(Dataset records)
------------------------------------------------------------------------
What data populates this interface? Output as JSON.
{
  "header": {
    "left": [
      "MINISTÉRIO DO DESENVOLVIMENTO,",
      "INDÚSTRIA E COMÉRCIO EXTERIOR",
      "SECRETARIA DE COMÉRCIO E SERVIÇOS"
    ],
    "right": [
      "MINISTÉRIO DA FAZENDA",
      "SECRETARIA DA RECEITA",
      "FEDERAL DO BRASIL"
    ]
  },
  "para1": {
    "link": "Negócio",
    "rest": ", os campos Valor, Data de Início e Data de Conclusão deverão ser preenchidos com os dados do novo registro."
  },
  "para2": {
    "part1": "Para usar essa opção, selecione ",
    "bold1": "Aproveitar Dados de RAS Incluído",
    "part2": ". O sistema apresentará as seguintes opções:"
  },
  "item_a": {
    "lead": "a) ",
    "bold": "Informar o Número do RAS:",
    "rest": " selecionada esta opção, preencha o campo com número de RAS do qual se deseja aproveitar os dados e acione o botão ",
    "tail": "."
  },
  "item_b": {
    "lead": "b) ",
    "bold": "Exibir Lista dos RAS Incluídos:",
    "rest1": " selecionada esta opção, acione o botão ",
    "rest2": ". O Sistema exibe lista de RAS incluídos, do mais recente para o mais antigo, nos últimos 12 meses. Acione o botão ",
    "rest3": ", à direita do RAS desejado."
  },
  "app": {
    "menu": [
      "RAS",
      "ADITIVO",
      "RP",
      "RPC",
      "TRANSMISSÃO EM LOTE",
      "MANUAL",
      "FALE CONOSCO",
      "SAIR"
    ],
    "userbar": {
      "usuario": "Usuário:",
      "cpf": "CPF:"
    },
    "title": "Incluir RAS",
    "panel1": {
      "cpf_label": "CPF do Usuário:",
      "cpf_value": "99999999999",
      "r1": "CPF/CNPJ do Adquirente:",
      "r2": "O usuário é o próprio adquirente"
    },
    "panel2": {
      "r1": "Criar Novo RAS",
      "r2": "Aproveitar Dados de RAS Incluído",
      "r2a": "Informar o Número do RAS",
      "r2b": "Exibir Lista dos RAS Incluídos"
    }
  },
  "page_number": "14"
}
------------------------------------------------------------------------
- _Stated exercise_:
Return each line of the data that contains the string "esta".

- _Exercise result_:
    "rest": " selecionada esta opção, preencha o campo com número de RAS do qual se deseja aproveitar os dados e acione o botão ",
    "rest1": " selecionada esta opção, acione o botão ",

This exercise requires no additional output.